- _Problem_:
Give all the lines below again, exactly, with no pictures.

Collected data
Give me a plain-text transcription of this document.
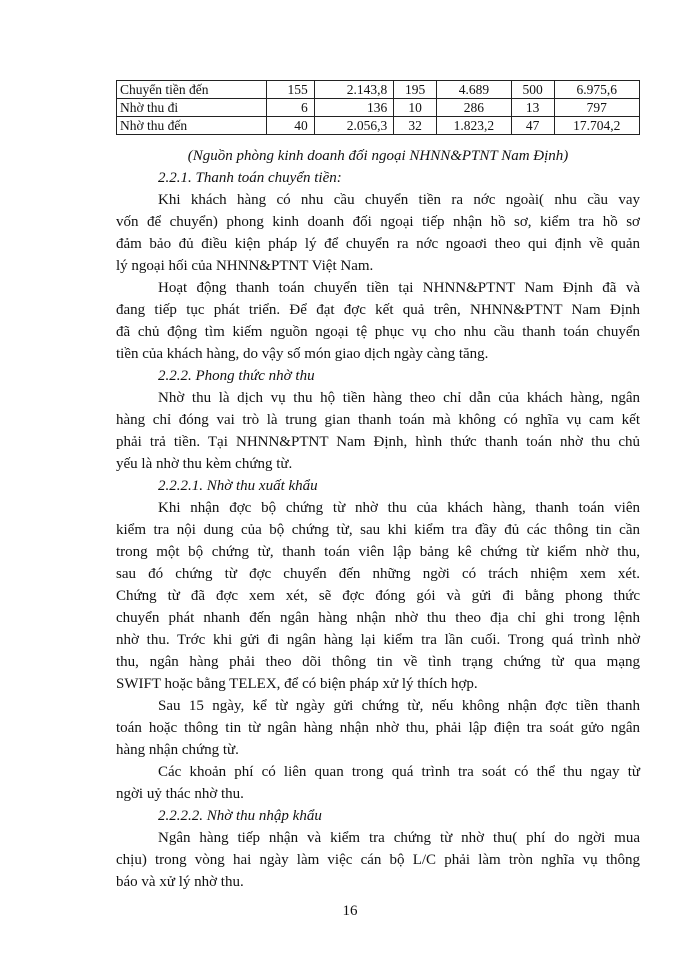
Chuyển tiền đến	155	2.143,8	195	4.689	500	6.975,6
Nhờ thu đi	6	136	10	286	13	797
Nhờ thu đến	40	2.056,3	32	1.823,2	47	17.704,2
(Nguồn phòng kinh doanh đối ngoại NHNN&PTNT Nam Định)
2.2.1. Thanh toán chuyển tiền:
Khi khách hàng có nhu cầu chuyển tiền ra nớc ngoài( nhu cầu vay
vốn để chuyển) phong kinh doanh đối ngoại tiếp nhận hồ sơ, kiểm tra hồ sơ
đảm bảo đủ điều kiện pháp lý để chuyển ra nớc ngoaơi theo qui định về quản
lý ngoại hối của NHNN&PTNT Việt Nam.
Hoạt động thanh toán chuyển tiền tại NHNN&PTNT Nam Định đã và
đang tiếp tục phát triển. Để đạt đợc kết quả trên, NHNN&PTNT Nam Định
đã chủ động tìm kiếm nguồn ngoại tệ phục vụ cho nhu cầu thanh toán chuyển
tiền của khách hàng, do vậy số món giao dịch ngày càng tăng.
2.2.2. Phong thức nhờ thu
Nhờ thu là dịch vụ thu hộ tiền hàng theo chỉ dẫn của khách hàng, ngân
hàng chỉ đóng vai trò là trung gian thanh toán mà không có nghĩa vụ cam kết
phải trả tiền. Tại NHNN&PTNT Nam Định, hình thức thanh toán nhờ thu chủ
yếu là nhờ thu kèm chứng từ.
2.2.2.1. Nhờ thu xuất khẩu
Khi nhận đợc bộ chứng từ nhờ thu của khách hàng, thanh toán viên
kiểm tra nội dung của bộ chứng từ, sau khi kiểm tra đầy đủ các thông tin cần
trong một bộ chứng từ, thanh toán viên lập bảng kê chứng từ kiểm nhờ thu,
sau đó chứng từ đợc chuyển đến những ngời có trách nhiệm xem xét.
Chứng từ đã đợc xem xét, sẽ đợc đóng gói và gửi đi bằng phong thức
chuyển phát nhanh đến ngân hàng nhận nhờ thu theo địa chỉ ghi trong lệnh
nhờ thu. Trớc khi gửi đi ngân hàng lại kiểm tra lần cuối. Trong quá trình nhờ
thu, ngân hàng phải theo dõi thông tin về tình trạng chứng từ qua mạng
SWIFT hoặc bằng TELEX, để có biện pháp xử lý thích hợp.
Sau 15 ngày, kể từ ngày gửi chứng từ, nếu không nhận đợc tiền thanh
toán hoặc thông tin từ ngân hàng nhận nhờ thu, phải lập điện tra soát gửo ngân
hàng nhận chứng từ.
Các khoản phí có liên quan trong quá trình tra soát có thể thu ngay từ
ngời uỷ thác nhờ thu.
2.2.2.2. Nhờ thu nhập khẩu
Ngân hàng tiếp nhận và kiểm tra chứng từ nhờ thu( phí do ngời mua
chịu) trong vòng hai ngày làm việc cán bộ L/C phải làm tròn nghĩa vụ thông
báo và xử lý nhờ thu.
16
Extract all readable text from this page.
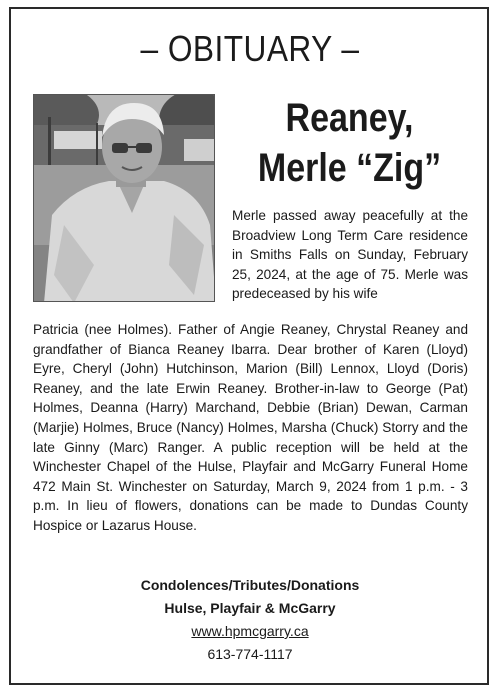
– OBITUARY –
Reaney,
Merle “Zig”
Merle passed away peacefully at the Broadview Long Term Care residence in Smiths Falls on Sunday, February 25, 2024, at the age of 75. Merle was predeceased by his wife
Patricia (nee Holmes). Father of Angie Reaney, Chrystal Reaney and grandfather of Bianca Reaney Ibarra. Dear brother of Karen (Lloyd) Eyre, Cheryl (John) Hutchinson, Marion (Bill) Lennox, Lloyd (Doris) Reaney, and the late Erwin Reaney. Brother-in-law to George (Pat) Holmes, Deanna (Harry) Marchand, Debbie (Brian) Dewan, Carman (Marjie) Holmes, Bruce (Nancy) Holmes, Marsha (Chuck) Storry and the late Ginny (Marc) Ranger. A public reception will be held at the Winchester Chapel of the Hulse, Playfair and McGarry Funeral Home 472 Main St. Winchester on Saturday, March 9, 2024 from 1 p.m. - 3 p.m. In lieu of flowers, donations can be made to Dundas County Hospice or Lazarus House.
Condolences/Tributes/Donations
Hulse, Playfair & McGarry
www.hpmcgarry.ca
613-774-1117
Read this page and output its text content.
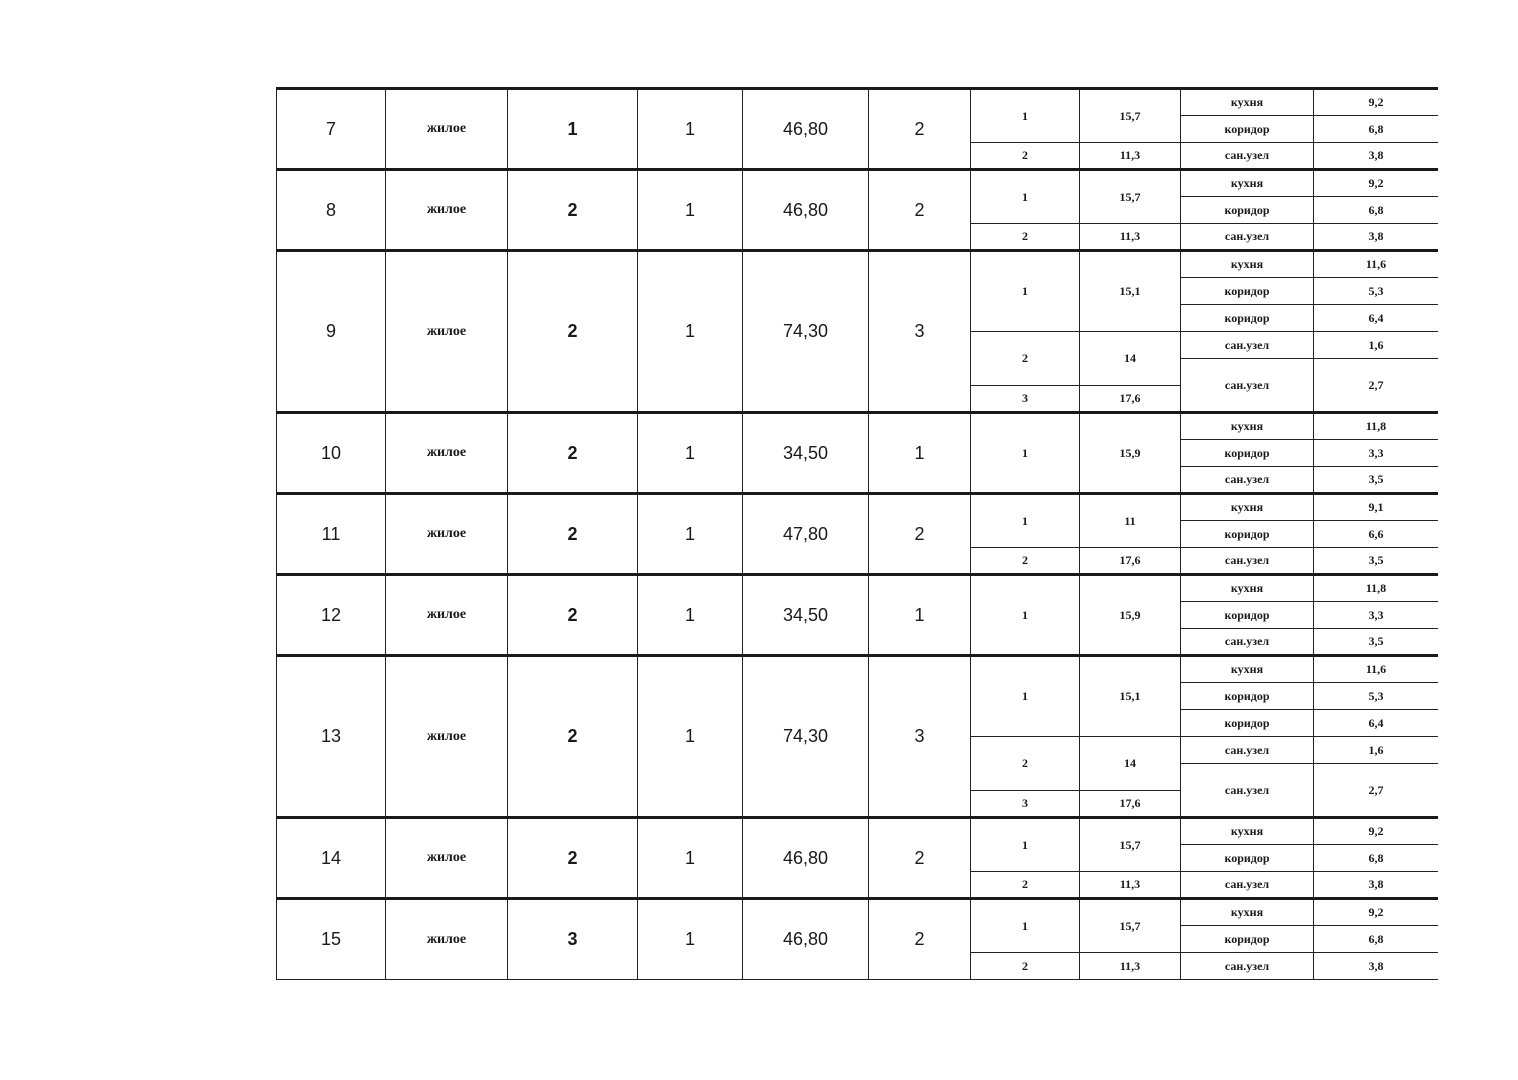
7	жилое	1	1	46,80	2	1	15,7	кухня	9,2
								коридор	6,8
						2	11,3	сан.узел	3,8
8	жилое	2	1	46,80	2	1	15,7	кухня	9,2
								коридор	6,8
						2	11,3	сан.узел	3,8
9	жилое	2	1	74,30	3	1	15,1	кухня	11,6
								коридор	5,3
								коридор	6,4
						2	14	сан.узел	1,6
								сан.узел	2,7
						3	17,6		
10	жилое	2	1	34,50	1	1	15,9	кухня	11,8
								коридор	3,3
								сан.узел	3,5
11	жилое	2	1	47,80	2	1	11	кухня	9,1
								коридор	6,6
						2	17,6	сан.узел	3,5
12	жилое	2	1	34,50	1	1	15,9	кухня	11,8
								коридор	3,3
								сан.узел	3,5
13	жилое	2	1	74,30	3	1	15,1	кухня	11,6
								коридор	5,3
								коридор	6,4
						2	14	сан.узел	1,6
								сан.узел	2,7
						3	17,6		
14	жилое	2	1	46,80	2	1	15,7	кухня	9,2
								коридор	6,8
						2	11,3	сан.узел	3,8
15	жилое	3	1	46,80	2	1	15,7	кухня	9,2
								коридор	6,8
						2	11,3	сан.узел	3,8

- _Output of the exercise_:
Give me a plain-text transcription of this document.
Chuyển tiền đến	155	2.143,8	195	4.689	500	6.975,6
Nhờ thu đi	6	136	10	286	13	797
Nhờ thu đến	40	2.056,3	32	1.823,2	47	17.704,2
(Nguồn phòng kinh doanh đối ngoại NHNN&PTNT Nam Định)
2.2.1. Thanh toán chuyển tiền:
Khi khách hàng có nhu cầu chuyển tiền ra nớc ngoài( nhu cầu vay
vốn để chuyển) phong kinh doanh đối ngoại tiếp nhận hồ sơ, kiểm tra hồ sơ
đảm bảo đủ điều kiện pháp lý để chuyển ra nớc ngoaơi theo qui định về quản
lý ngoại hối của NHNN&PTNT Việt Nam.
Hoạt động thanh toán chuyển tiền tại NHNN&PTNT Nam Định đã và
đang tiếp tục phát triển. Để đạt đợc kết quả trên, NHNN&PTNT Nam Định
đã chủ động tìm kiếm nguồn ngoại tệ phục vụ cho nhu cầu thanh toán chuyển
tiền của khách hàng, do vậy số món giao dịch ngày càng tăng.
2.2.2. Phong thức nhờ thu
Nhờ thu là dịch vụ thu hộ tiền hàng theo chỉ dẫn của khách hàng, ngân
hàng chỉ đóng vai trò là trung gian thanh toán mà không có nghĩa vụ cam kết
phải trả tiền. Tại NHNN&PTNT Nam Định, hình thức thanh toán nhờ thu chủ
yếu là nhờ thu kèm chứng từ.
2.2.2.1. Nhờ thu xuất khẩu
Khi nhận đợc bộ chứng từ nhờ thu của khách hàng, thanh toán viên
kiểm tra nội dung của bộ chứng từ, sau khi kiểm tra đầy đủ các thông tin cần
trong một bộ chứng từ, thanh toán viên lập bảng kê chứng từ kiểm nhờ thu,
sau đó chứng từ đợc chuyển đến những ngời có trách nhiệm xem xét.
Chứng từ đã đợc xem xét, sẽ đợc đóng gói và gửi đi bằng phong thức
chuyển phát nhanh đến ngân hàng nhận nhờ thu theo địa chỉ ghi trong lệnh
nhờ thu. Trớc khi gửi đi ngân hàng lại kiểm tra lần cuối. Trong quá trình nhờ
thu, ngân hàng phải theo dõi thông tin về tình trạng chứng từ qua mạng
SWIFT hoặc bằng TELEX, để có biện pháp xử lý thích hợp.
Sau 15 ngày, kể từ ngày gửi chứng từ, nếu không nhận đợc tiền thanh
toán hoặc thông tin từ ngân hàng nhận nhờ thu, phải lập điện tra soát gửo ngân
hàng nhận chứng từ.
Các khoản phí có liên quan trong quá trình tra soát có thể thu ngay từ
ngời uỷ thác nhờ thu.
2.2.2.2. Nhờ thu nhập khẩu
Ngân hàng tiếp nhận và kiểm tra chứng từ nhờ thu( phí do ngời mua
chịu) trong vòng hai ngày làm việc cán bộ L/C phải làm tròn nghĩa vụ thông
báo và xử lý nhờ thu.
16
Extract all readable text from this page.
– OBITUARY –
Reaney,
Merle “Zig”
Merle passed away peacefully at the Broadview Long Term Care residence in Smiths Falls on Sunday, February 25, 2024, at the age of 75. Merle was predeceased by his wife
Patricia (nee Holmes). Father of Angie Reaney, Chrystal Reaney and grandfather of Bianca Reaney Ibarra. Dear brother of Karen (Lloyd) Eyre, Cheryl (John) Hutchinson, Marion (Bill) Lennox, Lloyd (Doris) Reaney, and the late Erwin Reaney. Brother-in-law to George (Pat) Holmes, Deanna (Harry) Marchand, Debbie (Brian) Dewan, Carman (Marjie) Holmes, Bruce (Nancy) Holmes, Marsha (Chuck) Storry and the late Ginny (Marc) Ranger. A public reception will be held at the Winchester Chapel of the Hulse, Playfair and McGarry Funeral Home 472 Main St. Winchester on Saturday, March 9, 2024 from 1 p.m. - 3 p.m. In lieu of flowers, donations can be made to Dundas County Hospice or Lazarus House.
Condolences/Tributes/Donations
Hulse, Playfair & McGarry
www.hpmcgarry.ca
613-774-1117
Read this page and output its text content.
7	жилое	1	1	46,80	2	1	15,7	кухня	9,2
								коридор	6,8
						2	11,3	сан.узел	3,8
8	жилое	2	1	46,80	2	1	15,7	кухня	9,2
								коридор	6,8
						2	11,3	сан.узел	3,8
9	жилое	2	1	74,30	3	1	15,1	кухня	11,6
								коридор	5,3
								коридор	6,4
						2	14	сан.узел	1,6
								сан.узел	2,7
						3	17,6		
10	жилое	2	1	34,50	1	1	15,9	кухня	11,8
								коридор	3,3
								сан.узел	3,5
11	жилое	2	1	47,80	2	1	11	кухня	9,1
								коридор	6,6
						2	17,6	сан.узел	3,5
12	жилое	2	1	34,50	1	1	15,9	кухня	11,8
								коридор	3,3
								сан.узел	3,5
13	жилое	2	1	74,30	3	1	15,1	кухня	11,6
								коридор	5,3
								коридор	6,4
						2	14	сан.узел	1,6
								сан.узел	2,7
						3	17,6		
14	жилое	2	1	46,80	2	1	15,7	кухня	9,2
								коридор	6,8
						2	11,3	сан.узел	3,8
15	жилое	3	1	46,80	2	1	15,7	кухня	9,2
								коридор	6,8
						2	11,3	сан.узел	3,8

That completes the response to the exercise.